• **Source data**
=-=-=-=-=

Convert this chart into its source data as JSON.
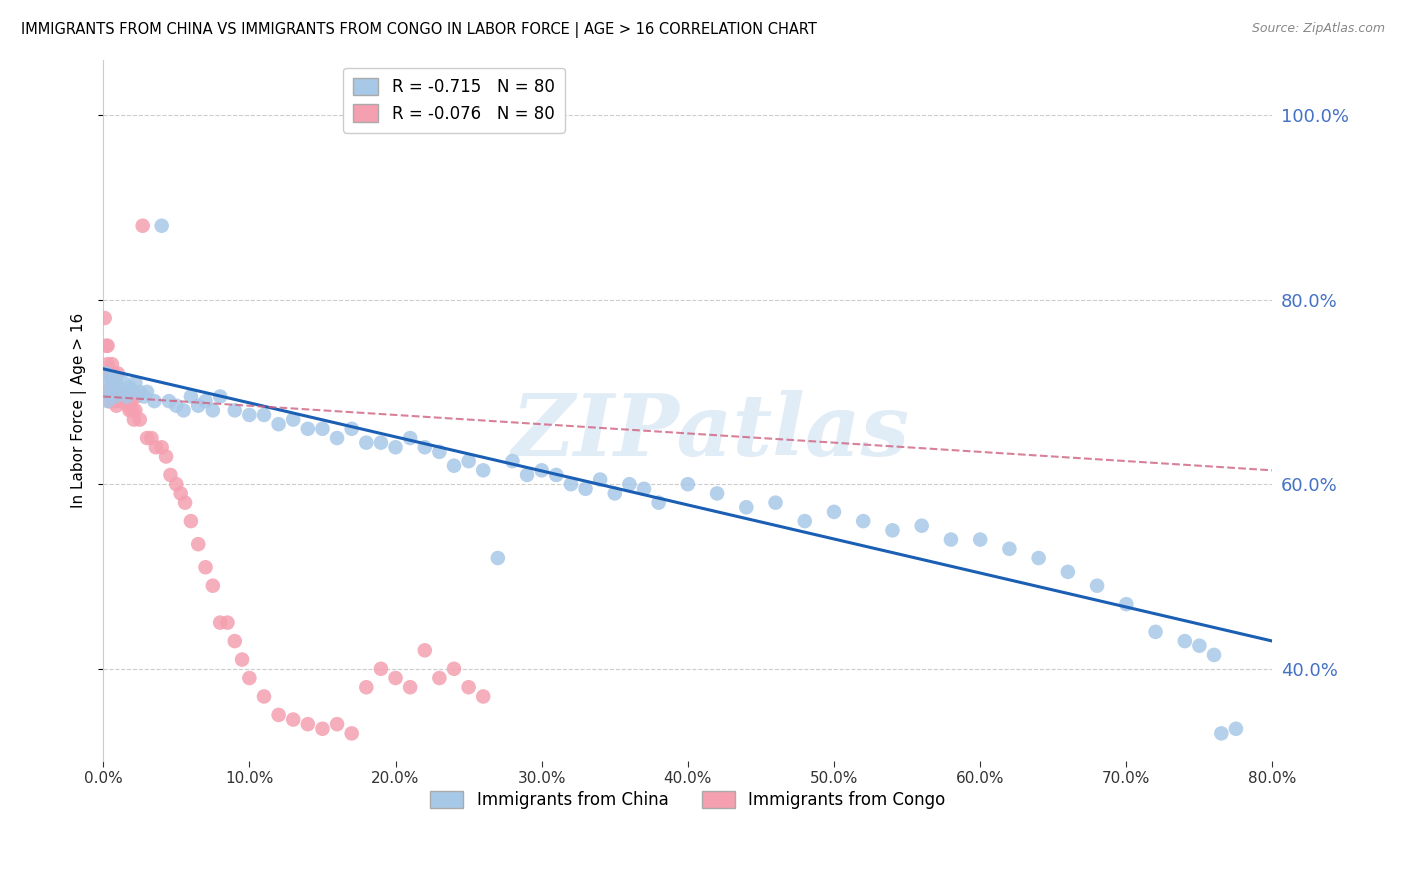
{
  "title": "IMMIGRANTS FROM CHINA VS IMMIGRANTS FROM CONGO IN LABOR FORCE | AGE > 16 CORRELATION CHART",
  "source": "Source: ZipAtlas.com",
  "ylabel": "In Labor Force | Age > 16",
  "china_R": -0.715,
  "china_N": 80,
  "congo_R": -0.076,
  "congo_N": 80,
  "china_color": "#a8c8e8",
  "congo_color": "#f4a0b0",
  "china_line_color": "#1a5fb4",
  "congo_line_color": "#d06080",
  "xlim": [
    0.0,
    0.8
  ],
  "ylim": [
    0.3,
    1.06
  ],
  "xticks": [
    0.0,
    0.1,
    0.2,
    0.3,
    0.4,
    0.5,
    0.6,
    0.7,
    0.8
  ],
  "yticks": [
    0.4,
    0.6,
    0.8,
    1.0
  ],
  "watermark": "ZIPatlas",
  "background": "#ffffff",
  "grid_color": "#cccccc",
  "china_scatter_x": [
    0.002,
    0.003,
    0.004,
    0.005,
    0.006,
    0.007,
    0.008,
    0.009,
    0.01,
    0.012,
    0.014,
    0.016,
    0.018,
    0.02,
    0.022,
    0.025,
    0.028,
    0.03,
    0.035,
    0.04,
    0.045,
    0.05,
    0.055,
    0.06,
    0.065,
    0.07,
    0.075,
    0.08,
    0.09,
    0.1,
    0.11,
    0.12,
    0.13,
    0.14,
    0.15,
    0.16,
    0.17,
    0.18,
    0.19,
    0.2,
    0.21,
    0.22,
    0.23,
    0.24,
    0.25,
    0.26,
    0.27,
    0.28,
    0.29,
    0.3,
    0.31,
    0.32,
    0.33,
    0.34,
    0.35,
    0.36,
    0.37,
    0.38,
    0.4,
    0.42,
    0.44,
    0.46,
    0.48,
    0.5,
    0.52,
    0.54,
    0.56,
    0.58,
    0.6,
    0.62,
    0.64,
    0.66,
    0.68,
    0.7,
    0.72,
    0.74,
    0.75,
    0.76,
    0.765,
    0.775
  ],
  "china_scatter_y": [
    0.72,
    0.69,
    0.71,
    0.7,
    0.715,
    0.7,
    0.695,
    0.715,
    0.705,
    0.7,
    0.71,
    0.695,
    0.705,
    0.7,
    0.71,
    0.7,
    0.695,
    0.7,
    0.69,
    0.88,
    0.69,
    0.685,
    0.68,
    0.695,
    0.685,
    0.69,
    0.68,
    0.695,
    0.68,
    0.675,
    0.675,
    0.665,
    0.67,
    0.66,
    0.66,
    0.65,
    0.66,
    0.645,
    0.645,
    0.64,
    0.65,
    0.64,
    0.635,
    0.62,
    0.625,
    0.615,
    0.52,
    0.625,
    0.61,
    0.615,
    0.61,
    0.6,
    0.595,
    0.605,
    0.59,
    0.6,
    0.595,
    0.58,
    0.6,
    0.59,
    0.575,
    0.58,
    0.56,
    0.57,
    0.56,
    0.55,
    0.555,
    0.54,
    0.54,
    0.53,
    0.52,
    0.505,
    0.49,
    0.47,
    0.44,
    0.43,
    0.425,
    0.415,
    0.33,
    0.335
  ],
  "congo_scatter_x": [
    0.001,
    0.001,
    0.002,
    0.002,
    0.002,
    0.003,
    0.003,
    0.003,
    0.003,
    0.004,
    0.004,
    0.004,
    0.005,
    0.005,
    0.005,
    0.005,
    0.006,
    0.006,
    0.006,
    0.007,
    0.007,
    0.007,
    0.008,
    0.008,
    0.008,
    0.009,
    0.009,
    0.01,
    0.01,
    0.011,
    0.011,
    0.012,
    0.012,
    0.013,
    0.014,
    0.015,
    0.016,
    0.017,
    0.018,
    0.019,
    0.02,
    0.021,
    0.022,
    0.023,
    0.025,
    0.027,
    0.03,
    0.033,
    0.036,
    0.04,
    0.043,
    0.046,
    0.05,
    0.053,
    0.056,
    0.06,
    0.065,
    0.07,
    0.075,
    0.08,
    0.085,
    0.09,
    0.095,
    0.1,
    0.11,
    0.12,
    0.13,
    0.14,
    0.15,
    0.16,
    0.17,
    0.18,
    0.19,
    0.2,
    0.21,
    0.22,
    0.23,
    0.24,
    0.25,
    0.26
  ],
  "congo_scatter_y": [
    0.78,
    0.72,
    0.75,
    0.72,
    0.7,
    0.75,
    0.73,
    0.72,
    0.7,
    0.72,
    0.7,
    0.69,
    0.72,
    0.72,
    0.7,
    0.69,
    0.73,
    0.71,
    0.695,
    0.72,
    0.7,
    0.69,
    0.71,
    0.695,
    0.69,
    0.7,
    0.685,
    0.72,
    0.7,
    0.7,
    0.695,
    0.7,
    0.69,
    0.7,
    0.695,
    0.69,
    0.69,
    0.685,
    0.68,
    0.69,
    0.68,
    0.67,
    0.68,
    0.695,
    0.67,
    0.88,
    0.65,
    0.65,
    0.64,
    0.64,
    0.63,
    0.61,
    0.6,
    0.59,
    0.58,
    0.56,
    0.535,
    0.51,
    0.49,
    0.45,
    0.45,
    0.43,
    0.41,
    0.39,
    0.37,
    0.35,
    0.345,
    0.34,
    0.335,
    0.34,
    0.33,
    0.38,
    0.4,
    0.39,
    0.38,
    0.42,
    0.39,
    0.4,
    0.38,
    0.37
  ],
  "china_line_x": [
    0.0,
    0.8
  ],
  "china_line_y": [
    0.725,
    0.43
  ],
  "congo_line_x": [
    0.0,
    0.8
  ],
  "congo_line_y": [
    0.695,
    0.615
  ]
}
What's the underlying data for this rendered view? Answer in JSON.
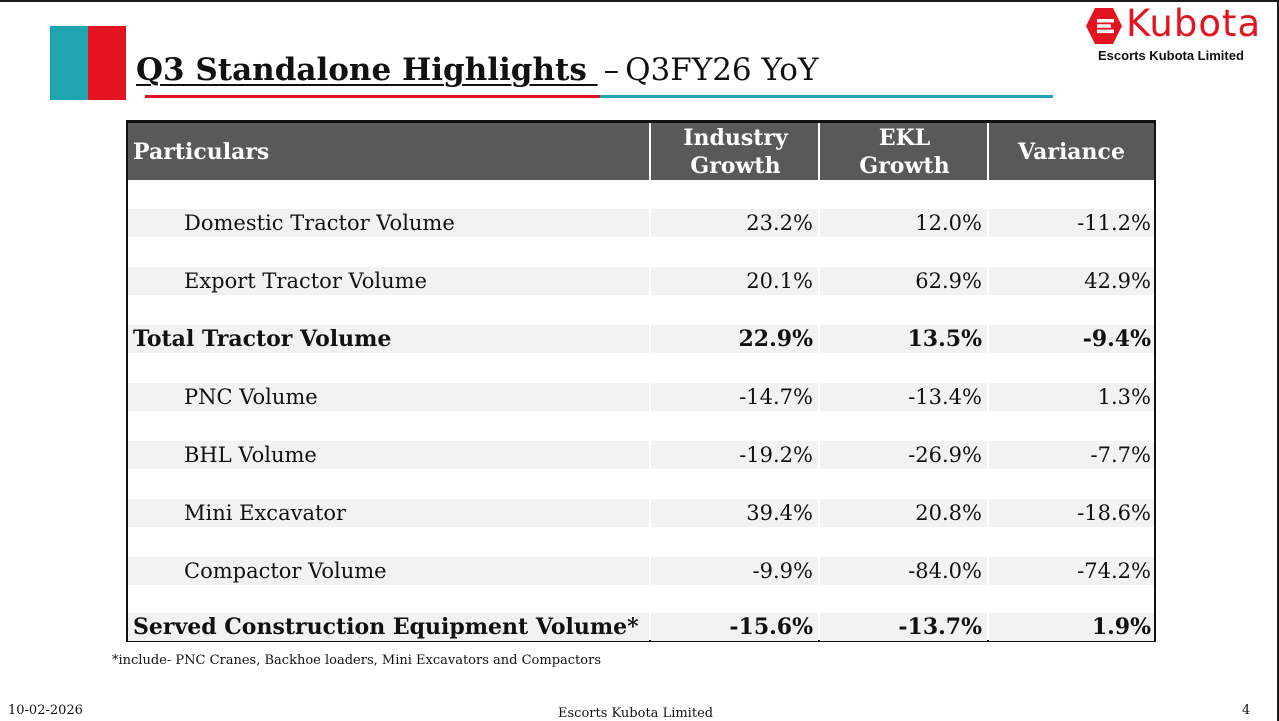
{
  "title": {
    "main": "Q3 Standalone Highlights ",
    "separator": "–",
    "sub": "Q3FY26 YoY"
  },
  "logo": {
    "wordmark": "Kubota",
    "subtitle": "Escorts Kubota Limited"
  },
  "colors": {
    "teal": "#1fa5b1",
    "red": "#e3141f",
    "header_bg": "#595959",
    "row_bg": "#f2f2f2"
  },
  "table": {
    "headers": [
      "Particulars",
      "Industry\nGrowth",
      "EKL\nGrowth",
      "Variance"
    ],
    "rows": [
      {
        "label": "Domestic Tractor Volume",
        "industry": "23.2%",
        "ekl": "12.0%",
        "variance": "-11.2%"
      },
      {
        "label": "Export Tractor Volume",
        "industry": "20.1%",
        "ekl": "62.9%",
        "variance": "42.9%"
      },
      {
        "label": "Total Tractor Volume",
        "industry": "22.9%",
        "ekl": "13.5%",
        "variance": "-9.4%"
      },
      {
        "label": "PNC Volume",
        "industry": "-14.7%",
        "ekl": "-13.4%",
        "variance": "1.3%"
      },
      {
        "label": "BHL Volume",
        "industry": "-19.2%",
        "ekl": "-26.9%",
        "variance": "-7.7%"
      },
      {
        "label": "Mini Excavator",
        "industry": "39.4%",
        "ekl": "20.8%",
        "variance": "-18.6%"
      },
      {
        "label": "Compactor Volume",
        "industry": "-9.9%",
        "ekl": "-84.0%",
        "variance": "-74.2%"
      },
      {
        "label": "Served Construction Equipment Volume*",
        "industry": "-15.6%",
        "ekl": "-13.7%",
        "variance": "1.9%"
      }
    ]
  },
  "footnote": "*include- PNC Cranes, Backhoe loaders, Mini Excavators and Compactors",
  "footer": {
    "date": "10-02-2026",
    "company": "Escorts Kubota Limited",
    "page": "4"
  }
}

=-=-=-=-=

• **What you need to do**
Print again, word for word, every line from the line with "What's the underlying" to the final line of the records, inclusive; skip the pictures.

• **Written answer**
What's the underlying data for this rendered view? Answer in JSON.
{
  "title": {
    "main": "Q3 Standalone Highlights ",
    "separator": "–",
    "sub": "Q3FY26 YoY"
  },
  "logo": {
    "wordmark": "Kubota",
    "subtitle": "Escorts Kubota Limited"
  },
  "colors": {
    "teal": "#1fa5b1",
    "red": "#e3141f",
    "header_bg": "#595959",
    "row_bg": "#f2f2f2"
  },
  "table": {
    "headers": [
      "Particulars",
      "Industry\nGrowth",
      "EKL\nGrowth",
      "Variance"
    ],
    "rows": [
      {
        "label": "Domestic Tractor Volume",
        "industry": "23.2%",
        "ekl": "12.0%",
        "variance": "-11.2%"
      },
      {
        "label": "Export Tractor Volume",
        "industry": "20.1%",
        "ekl": "62.9%",
        "variance": "42.9%"
      },
      {
        "label": "Total Tractor Volume",
        "industry": "22.9%",
        "ekl": "13.5%",
        "variance": "-9.4%"
      },
      {
        "label": "PNC Volume",
        "industry": "-14.7%",
        "ekl": "-13.4%",
        "variance": "1.3%"
      },
      {
        "label": "BHL Volume",
        "industry": "-19.2%",
        "ekl": "-26.9%",
        "variance": "-7.7%"
      },
      {
        "label": "Mini Excavator",
        "industry": "39.4%",
        "ekl": "20.8%",
        "variance": "-18.6%"
      },
      {
        "label": "Compactor Volume",
        "industry": "-9.9%",
        "ekl": "-84.0%",
        "variance": "-74.2%"
      },
      {
        "label": "Served Construction Equipment Volume*",
        "industry": "-15.6%",
        "ekl": "-13.7%",
        "variance": "1.9%"
      }
    ]
  },
  "footnote": "*include- PNC Cranes, Backhoe loaders, Mini Excavators and Compactors",
  "footer": {
    "date": "10-02-2026",
    "company": "Escorts Kubota Limited",
    "page": "4"
  }
}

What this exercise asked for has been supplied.